**APPLY WHAT YOU READ**.
1. In the forum post, rewrite everything from "Renegade One" down to "I wasn't aware.", putting "Growlers" in place of "Prowlers".
2. According to the forum post, in what year did CAPT David Brown get his Naval Aviator wings?
3. According to the forum post, how did a flight surgeon come to go to flight school around 2001?

──────── PAGE TEXT ────────

The program still existed and was active until the early 90's, CAPT David Brown who perished in the space shuttle Columbia accident got his Naval Aviator wings in 1990, when it went moribund for almost a decade. A flight surgeon noticed it still existed on the books in '01 or so and got his application approved to go to flight school. He ended up in Prowlers and I went through the RAG with him, then he ended up in Brett's squadron where they tried to figure out what to do with him.
 

Renegade One

Well-Known Member
None
The program still existed and was active until the early 90's, CAPT David Brown who perished in the space shuttle Columbia accident got his Naval Aviator wings in 1990, when it went moribund for almost a decade. A flight surgeon noticed it still existed on the books in '01 or so and got his application approved to go to flight school. He ended up in Prowlers and I went through the RAG with him, then he ended up in Brett's squadron where they tried to figure out what to do with him.

Nice shout-out to CAPT Brown…and the other guy. I wasn't aware.

──────── EXCERPTED DATA ────────

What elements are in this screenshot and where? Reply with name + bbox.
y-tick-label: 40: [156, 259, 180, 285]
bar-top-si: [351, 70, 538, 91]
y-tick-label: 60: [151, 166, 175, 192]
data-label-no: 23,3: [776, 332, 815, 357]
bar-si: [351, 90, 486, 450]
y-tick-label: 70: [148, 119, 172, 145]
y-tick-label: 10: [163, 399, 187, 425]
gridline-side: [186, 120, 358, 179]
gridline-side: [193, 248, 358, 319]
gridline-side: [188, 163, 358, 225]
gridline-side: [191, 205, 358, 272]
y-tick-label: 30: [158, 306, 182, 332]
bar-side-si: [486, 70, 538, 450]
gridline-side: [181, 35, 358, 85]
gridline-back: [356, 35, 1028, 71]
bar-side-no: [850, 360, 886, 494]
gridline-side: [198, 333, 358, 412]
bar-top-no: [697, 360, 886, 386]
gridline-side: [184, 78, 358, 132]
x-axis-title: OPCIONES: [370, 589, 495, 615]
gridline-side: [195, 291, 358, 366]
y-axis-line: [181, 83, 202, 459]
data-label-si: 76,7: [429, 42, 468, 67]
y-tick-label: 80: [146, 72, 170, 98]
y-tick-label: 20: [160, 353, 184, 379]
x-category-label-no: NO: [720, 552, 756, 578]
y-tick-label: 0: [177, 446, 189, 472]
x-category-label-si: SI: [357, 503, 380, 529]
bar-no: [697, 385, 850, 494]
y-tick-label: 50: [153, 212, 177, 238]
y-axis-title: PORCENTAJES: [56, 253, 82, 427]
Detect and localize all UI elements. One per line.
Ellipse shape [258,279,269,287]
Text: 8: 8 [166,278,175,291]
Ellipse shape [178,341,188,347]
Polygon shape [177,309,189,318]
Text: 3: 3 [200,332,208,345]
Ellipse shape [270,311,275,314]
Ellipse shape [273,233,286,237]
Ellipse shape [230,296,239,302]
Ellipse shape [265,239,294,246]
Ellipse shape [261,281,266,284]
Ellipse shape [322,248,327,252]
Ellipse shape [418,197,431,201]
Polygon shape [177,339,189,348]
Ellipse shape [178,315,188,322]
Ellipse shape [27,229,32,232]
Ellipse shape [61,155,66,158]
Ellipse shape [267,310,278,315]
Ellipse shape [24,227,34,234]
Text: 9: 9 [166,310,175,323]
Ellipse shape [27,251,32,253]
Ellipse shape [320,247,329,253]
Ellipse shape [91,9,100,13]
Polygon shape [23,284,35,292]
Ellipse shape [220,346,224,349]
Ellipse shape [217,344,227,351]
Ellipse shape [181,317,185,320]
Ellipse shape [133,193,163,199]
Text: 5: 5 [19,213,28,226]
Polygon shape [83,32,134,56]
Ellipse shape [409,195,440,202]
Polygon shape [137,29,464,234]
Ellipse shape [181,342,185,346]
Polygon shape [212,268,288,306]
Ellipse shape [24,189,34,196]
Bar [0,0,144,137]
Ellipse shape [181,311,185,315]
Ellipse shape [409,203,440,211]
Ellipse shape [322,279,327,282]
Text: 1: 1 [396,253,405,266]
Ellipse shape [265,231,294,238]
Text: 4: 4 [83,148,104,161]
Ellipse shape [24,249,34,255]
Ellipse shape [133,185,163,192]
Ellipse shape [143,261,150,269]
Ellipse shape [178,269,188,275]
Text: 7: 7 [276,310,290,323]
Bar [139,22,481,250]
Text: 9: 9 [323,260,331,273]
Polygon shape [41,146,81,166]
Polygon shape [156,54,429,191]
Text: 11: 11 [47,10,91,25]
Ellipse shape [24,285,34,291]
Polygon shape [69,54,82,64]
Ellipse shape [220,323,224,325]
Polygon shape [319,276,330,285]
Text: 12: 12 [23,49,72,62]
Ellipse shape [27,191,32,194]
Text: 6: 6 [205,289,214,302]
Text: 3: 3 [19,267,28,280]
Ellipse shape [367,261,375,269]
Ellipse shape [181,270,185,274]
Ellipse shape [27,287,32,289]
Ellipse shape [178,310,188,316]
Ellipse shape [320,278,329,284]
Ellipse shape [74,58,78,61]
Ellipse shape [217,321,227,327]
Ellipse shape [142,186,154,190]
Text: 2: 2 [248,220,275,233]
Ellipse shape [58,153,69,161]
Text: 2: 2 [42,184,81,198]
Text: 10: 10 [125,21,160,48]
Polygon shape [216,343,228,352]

────────

**PER-TASK OUTPUTS**.
1.
Renegade One

Well-Known Member
None
The program still existed and was active until the early 90's, CAPT David Brown who perished in the space shuttle Columbia accident got his Naval Aviator wings in 1990, when it went moribund for almost a decade. A flight surgeon noticed it still existed on the books in '01 or so and got his application approved to go to flight school. He ended up in Growlers and I went through the RAG with him, then he ended up in Brett's squadron where they tried to figure out what to do with him.

Nice shout-out to CAPT Brown…and the other guy. I wasn't aware.

2. He got his Naval Aviator wings in 1990.

3. He noticed that the program, which had been moribund for almost a decade, still existed on the books. His application to go to flight school was then approved.